For the listing below, give the number of lines in which "actividad" occurs. Add nothing.

-=-=-

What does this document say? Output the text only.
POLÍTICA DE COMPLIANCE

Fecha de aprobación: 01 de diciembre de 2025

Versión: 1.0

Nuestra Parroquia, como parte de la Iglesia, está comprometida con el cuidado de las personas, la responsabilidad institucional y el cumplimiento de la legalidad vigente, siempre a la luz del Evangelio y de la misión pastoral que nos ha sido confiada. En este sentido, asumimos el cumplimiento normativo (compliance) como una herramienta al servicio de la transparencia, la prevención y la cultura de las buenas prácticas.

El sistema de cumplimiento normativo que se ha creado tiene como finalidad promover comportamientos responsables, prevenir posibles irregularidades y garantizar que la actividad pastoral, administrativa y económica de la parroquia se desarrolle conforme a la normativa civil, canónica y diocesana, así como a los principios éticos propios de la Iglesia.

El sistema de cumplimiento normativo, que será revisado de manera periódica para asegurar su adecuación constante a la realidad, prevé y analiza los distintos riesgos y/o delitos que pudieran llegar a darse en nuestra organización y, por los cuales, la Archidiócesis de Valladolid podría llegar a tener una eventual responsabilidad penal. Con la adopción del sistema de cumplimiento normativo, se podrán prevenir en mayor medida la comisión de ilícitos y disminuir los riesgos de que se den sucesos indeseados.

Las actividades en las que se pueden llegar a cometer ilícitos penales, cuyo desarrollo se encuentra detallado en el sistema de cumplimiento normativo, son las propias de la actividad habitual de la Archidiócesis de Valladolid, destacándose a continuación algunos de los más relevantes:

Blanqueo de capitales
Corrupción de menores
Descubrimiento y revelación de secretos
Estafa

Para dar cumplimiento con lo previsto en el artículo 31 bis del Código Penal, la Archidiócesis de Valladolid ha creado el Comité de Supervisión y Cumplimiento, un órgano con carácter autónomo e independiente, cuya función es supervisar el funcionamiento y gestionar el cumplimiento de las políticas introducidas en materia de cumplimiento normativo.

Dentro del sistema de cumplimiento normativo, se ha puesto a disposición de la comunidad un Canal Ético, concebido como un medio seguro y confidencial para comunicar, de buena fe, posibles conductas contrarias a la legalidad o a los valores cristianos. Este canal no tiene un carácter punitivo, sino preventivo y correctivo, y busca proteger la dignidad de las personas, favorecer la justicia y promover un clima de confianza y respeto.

-=-=-

→ **FULL RESPONSE**: 2